Aim of the exercise: Report how many lines in the listing below include the word "this". Write nothing besides the number.

Supplied data:

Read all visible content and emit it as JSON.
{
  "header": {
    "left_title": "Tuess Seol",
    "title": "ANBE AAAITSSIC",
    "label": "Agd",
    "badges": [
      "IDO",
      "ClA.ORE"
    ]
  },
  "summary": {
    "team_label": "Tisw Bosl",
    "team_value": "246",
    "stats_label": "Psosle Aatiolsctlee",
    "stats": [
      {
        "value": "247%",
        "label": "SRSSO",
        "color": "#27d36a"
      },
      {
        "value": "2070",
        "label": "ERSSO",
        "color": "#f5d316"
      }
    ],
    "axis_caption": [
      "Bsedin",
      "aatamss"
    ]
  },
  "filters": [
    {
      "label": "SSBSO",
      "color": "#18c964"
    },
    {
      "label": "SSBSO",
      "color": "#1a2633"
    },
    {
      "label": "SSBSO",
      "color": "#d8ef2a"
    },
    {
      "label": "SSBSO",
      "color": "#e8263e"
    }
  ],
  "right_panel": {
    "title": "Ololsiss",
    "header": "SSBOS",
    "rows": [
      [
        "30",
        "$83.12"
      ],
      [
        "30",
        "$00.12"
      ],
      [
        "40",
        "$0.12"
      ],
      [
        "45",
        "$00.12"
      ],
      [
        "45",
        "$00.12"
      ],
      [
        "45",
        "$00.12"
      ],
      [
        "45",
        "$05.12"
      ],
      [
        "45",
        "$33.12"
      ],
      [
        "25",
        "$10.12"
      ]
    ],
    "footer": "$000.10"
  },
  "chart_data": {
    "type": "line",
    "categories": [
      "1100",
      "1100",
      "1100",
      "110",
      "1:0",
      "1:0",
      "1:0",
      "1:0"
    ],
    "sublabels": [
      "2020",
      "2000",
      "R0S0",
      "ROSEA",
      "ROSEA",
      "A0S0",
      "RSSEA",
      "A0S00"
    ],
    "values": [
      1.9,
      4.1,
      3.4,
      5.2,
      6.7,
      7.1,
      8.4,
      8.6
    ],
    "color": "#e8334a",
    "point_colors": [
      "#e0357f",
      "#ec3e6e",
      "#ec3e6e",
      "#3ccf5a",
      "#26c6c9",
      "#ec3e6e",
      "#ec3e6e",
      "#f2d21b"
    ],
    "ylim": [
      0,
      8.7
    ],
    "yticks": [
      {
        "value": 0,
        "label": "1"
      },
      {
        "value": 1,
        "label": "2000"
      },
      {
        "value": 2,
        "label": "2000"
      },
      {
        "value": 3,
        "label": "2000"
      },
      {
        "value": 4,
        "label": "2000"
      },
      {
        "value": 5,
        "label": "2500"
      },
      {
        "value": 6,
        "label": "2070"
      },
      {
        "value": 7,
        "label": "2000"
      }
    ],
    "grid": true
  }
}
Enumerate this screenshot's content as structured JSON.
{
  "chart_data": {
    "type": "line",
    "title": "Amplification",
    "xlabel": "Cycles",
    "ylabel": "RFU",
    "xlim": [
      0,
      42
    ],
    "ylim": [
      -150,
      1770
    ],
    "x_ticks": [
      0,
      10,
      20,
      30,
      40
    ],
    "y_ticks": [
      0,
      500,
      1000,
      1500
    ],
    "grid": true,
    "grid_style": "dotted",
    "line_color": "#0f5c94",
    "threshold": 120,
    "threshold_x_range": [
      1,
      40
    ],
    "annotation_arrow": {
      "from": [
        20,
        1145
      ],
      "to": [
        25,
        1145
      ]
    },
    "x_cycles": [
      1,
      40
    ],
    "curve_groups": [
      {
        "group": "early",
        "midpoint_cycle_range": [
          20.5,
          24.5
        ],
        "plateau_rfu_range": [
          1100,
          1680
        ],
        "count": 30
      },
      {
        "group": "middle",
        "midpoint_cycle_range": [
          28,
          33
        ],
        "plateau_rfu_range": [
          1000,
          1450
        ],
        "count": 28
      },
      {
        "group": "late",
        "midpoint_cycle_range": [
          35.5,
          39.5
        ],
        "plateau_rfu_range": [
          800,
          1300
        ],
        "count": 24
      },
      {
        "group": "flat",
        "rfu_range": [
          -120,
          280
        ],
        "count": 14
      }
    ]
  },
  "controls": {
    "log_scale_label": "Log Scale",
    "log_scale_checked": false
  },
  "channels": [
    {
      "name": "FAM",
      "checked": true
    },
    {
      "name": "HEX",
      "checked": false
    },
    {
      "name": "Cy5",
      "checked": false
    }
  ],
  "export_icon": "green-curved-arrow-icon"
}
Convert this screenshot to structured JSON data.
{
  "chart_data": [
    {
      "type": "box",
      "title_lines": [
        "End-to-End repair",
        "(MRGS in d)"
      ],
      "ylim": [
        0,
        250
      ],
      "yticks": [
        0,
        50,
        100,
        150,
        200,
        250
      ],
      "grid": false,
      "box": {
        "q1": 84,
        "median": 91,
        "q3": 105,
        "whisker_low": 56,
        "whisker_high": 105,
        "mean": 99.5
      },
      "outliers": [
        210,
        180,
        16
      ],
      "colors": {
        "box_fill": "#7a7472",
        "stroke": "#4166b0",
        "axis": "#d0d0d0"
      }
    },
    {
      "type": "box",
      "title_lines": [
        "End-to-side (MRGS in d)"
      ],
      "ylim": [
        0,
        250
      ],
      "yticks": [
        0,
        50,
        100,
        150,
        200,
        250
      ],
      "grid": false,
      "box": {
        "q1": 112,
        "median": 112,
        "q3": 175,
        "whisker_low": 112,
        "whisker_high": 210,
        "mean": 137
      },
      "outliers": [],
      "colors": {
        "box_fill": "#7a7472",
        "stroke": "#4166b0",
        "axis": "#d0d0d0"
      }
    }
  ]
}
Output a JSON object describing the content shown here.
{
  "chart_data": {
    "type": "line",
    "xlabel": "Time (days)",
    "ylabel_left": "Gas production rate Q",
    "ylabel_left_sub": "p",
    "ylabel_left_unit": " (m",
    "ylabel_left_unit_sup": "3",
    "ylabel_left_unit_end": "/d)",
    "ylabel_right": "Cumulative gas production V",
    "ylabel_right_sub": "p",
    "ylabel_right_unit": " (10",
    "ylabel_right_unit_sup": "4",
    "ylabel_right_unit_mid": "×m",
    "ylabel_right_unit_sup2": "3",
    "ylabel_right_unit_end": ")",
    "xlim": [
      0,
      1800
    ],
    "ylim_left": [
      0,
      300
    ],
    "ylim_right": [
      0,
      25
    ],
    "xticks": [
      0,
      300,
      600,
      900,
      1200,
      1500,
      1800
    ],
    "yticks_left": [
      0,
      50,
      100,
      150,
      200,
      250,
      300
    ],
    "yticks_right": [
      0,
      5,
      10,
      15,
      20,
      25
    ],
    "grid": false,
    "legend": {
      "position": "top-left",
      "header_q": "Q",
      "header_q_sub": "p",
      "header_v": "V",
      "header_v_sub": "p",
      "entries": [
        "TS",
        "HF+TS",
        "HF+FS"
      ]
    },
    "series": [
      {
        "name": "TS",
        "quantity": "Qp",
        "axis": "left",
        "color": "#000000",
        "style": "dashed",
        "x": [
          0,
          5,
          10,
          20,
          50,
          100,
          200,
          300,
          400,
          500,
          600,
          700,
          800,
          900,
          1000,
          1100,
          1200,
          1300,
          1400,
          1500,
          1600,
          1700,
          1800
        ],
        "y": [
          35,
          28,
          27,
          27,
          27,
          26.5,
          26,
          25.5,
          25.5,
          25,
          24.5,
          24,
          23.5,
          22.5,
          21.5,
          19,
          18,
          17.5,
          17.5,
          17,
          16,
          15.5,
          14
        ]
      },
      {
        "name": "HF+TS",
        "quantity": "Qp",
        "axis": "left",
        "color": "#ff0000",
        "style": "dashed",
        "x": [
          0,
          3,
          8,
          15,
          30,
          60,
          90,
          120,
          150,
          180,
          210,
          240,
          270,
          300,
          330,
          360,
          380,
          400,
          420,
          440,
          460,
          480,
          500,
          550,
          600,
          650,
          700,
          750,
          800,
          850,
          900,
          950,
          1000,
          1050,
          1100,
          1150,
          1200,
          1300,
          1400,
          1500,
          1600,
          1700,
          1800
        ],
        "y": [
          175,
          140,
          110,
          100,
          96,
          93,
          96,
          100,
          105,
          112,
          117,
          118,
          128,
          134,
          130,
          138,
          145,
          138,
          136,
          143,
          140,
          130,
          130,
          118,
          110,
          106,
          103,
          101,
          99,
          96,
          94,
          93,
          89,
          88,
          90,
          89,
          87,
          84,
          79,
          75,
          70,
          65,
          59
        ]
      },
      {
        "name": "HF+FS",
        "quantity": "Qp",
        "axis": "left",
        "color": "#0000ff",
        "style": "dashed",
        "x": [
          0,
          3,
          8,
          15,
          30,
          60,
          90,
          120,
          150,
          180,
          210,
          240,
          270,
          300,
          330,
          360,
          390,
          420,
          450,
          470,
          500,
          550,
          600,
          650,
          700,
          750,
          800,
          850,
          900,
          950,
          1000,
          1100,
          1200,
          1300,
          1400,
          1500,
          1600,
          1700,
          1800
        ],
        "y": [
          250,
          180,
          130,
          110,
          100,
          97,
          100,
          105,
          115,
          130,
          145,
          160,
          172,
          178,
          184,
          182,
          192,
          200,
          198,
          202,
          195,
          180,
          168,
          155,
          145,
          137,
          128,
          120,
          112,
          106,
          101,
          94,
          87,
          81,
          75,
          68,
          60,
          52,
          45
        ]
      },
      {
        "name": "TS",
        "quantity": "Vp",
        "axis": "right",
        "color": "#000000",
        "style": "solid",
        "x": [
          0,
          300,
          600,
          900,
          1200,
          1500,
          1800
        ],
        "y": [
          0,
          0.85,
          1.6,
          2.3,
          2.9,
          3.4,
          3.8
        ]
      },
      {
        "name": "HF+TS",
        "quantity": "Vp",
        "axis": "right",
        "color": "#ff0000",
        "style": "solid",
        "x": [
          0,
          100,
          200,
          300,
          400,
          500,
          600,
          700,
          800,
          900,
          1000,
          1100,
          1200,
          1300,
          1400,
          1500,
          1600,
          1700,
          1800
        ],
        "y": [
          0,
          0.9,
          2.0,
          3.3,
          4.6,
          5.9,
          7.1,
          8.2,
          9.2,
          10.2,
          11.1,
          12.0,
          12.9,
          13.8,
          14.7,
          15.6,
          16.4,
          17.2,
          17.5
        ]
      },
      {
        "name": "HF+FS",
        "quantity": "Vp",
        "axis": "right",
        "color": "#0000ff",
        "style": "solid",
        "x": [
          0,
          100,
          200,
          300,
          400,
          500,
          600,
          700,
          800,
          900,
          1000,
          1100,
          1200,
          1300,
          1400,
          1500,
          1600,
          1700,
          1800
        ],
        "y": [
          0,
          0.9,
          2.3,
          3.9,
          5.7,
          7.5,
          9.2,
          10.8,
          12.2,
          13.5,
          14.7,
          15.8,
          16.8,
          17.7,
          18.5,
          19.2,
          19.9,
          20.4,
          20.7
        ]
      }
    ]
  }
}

The completed task: 2